Given records:

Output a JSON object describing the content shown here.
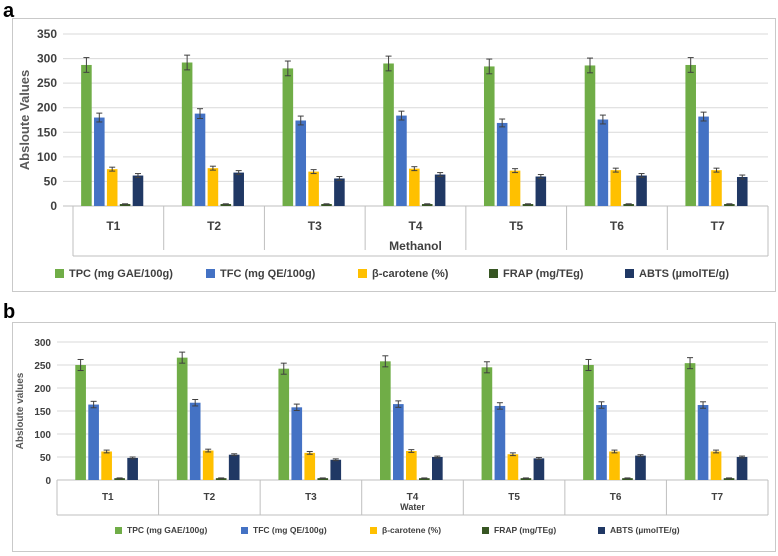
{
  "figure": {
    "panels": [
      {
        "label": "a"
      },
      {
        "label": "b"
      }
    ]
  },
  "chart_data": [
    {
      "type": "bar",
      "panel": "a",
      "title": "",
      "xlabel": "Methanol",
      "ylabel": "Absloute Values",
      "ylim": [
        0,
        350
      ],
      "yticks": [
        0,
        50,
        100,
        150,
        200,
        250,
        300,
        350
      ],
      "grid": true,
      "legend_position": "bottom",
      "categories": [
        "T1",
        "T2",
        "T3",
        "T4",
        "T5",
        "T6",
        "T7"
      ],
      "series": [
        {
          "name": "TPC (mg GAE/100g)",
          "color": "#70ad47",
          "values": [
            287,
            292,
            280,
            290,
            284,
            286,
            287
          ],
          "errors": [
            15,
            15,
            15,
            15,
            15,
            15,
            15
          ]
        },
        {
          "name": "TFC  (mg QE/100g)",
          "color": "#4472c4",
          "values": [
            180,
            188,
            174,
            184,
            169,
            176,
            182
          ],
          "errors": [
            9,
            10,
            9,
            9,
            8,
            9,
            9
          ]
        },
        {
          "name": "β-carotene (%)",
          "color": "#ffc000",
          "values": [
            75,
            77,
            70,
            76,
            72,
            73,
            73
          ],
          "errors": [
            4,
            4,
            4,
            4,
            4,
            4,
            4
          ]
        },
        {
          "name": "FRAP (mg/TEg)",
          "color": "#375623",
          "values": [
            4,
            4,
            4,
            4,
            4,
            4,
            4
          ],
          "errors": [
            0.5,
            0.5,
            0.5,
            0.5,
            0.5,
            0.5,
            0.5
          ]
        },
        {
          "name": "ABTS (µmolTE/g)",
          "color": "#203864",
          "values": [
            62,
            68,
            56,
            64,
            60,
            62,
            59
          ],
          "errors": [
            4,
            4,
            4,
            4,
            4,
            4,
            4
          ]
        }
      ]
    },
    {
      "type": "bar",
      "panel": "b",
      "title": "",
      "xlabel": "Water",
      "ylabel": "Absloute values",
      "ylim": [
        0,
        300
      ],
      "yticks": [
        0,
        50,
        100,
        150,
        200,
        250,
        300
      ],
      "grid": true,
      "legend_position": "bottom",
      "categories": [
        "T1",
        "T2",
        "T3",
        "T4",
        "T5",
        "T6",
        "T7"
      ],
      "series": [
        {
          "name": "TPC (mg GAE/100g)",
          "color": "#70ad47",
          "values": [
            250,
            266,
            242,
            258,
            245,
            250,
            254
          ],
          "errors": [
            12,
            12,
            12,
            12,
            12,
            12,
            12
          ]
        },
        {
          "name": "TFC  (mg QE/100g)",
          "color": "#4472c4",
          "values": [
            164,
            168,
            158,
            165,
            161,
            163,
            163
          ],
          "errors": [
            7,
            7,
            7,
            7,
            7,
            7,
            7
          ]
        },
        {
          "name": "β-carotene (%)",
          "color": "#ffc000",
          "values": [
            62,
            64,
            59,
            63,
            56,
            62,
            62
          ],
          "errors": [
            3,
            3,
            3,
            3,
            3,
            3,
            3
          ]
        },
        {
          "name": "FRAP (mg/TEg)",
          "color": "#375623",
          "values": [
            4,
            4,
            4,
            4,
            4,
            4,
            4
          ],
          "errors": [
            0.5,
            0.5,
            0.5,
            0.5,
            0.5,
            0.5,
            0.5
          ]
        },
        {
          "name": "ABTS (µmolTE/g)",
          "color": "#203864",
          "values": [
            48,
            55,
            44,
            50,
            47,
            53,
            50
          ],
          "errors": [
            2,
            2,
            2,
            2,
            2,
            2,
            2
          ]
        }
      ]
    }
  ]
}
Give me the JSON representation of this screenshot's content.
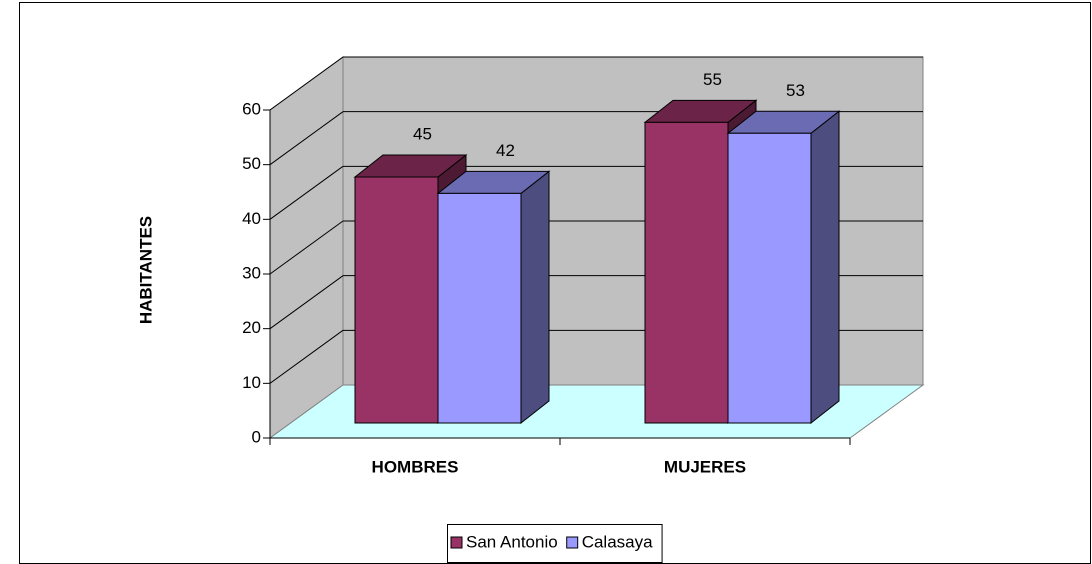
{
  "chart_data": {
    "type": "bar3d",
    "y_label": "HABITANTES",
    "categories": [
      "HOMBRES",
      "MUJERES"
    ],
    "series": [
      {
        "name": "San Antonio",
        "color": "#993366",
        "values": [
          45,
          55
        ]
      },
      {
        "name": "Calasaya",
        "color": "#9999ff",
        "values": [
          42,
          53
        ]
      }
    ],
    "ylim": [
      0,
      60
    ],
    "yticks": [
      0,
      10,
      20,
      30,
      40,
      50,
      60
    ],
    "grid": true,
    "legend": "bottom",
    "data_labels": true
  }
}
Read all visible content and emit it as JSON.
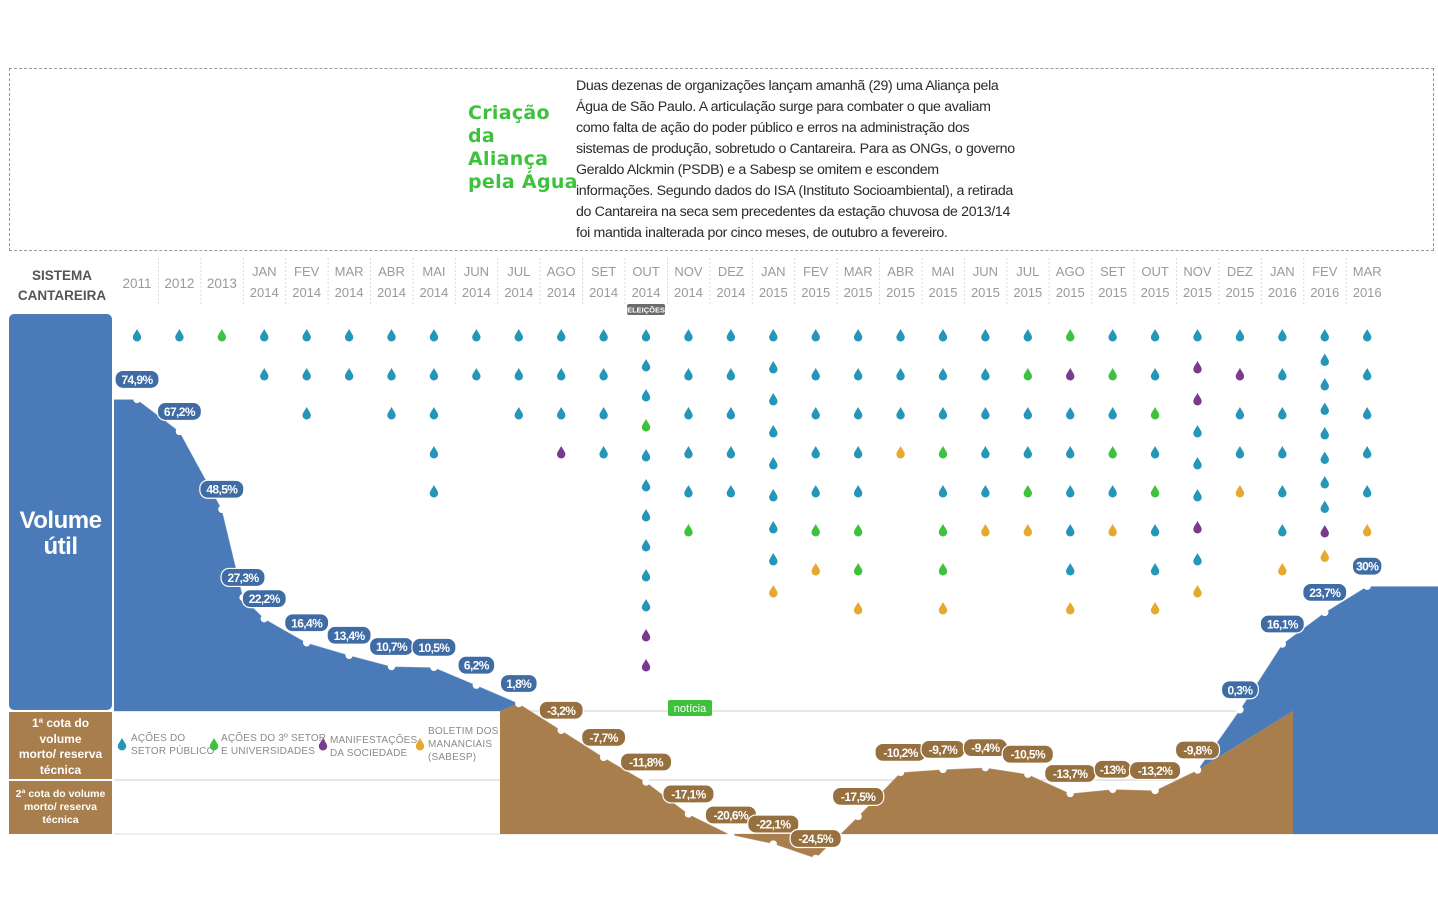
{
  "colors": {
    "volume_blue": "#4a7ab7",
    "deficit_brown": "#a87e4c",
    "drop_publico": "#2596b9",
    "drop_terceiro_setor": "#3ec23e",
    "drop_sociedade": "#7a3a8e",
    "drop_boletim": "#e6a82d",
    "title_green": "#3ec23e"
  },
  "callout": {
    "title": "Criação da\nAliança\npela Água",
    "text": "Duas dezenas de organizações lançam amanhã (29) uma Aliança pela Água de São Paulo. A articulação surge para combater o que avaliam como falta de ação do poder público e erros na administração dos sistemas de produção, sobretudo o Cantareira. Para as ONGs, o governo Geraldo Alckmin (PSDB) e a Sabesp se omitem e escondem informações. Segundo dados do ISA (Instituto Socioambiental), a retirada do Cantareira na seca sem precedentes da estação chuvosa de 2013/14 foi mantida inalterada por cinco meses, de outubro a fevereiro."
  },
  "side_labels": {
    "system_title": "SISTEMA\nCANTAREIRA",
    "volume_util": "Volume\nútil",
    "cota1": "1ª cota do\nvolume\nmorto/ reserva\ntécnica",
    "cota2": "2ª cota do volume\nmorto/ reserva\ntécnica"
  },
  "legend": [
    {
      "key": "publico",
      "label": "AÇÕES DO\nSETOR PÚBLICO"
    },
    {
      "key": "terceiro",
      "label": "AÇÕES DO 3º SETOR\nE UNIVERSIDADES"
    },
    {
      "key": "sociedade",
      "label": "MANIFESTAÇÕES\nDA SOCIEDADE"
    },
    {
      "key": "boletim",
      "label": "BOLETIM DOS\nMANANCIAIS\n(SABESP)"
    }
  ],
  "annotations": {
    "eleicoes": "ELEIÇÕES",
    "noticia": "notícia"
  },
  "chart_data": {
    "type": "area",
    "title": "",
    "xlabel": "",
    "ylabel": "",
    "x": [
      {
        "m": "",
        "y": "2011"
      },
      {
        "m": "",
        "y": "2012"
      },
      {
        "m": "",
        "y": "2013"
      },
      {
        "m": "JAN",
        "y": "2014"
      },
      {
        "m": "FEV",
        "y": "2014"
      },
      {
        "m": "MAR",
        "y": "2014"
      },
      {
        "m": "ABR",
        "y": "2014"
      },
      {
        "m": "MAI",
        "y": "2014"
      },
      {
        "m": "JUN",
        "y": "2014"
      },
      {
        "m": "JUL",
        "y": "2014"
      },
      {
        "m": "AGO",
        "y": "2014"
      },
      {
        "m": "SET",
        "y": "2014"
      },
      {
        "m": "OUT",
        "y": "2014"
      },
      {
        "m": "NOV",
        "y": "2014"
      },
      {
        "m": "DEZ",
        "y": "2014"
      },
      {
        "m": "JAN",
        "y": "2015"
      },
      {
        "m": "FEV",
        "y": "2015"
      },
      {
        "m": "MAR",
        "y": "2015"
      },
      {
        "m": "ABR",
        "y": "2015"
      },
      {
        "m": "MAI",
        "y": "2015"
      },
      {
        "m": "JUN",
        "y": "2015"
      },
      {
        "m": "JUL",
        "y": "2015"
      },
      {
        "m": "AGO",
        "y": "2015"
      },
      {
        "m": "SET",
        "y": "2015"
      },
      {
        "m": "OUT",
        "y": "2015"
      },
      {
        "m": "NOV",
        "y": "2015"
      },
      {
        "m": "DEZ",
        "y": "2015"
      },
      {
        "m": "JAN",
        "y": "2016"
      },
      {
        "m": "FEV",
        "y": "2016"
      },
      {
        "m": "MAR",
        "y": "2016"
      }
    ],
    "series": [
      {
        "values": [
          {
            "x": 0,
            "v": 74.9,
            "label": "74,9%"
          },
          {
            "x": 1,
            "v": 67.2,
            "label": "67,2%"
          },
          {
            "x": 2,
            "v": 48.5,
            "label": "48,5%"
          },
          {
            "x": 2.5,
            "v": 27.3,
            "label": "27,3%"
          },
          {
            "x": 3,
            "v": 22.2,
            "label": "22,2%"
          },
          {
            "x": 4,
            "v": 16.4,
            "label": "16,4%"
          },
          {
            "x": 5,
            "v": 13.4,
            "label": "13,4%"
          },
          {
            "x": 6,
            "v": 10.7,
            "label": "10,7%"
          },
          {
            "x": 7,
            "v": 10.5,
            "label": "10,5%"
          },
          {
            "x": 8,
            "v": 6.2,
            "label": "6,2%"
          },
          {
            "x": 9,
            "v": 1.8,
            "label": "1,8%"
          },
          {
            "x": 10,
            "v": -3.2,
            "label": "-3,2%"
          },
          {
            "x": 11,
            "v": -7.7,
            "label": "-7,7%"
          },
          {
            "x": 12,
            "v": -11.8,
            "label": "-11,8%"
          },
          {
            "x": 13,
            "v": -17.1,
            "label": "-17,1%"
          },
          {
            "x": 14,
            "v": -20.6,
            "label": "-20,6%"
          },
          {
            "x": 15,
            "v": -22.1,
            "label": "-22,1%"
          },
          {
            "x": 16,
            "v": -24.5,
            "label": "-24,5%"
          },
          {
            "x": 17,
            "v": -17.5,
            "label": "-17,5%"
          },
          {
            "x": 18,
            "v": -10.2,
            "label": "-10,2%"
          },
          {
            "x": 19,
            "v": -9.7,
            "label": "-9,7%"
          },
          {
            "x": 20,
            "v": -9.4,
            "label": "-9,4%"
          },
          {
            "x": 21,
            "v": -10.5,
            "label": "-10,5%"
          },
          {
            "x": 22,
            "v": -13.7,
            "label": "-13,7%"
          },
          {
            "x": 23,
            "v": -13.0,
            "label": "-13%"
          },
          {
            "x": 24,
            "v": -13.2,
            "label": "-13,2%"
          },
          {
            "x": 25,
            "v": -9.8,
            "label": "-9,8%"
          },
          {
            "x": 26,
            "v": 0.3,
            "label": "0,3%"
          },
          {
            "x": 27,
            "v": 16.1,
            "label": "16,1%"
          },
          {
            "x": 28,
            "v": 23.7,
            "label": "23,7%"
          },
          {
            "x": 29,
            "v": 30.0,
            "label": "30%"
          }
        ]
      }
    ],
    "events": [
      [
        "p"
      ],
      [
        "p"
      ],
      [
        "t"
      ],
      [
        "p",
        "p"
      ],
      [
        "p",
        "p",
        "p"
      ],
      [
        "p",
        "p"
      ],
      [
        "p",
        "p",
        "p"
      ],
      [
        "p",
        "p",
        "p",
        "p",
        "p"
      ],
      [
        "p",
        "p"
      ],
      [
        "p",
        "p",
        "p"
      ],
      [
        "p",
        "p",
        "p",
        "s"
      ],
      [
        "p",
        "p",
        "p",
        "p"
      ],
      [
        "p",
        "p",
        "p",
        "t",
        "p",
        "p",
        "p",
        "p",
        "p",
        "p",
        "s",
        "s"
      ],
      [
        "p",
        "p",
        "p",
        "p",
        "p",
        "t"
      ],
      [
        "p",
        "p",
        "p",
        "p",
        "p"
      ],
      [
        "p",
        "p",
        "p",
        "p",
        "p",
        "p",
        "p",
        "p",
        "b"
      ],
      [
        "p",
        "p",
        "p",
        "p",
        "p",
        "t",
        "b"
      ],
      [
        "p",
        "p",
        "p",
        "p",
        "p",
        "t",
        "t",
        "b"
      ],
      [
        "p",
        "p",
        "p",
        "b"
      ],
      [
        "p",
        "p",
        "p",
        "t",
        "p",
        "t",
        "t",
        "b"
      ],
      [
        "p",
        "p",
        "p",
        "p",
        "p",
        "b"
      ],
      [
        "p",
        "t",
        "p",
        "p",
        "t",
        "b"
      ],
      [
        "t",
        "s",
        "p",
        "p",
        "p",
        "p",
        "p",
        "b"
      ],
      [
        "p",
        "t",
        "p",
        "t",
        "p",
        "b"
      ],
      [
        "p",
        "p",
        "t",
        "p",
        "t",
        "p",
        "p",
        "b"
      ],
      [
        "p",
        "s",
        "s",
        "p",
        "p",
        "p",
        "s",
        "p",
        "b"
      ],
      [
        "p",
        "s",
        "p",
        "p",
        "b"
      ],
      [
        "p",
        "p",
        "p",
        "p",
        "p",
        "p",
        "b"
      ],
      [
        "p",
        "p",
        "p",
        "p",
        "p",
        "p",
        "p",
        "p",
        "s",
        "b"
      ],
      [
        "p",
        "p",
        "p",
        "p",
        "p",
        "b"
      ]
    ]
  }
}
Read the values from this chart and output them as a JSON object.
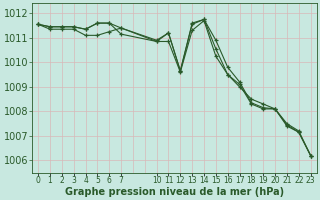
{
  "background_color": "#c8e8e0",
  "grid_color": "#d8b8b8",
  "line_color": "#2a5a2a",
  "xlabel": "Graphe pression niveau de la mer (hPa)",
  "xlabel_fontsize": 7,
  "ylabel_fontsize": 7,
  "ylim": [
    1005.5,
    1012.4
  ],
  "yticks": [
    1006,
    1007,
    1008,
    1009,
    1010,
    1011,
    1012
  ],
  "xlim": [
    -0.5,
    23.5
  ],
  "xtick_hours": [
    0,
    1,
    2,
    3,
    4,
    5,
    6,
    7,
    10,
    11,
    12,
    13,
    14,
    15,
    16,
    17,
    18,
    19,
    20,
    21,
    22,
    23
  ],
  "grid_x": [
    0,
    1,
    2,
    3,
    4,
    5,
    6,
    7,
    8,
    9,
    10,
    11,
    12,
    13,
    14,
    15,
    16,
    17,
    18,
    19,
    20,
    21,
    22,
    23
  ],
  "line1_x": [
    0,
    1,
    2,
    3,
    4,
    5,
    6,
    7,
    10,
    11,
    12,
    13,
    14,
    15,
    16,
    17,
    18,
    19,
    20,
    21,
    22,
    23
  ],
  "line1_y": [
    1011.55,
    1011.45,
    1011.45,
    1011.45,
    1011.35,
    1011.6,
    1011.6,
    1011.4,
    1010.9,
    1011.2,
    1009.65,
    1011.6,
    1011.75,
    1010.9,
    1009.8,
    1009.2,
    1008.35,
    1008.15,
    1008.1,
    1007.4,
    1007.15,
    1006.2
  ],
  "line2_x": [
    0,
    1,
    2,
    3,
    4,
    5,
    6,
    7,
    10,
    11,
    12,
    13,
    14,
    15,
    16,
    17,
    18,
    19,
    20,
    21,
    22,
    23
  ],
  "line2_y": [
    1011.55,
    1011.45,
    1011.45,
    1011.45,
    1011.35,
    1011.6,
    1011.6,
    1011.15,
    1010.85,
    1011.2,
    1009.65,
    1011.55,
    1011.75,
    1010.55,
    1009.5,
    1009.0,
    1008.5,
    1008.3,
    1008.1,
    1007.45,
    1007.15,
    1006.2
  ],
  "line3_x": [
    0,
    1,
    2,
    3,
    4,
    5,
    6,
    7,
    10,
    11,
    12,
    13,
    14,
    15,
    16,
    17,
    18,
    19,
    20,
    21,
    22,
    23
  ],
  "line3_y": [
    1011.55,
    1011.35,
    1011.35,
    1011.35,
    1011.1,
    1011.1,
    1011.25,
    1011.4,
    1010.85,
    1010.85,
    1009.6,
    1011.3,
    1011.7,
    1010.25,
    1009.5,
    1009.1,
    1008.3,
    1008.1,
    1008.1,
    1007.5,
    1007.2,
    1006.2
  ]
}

Problem details: Every line that holds the word "Absloute" should be extracted.

Final result:
      "ylabel": "Absloute Values",
      "ylabel": "Absloute values",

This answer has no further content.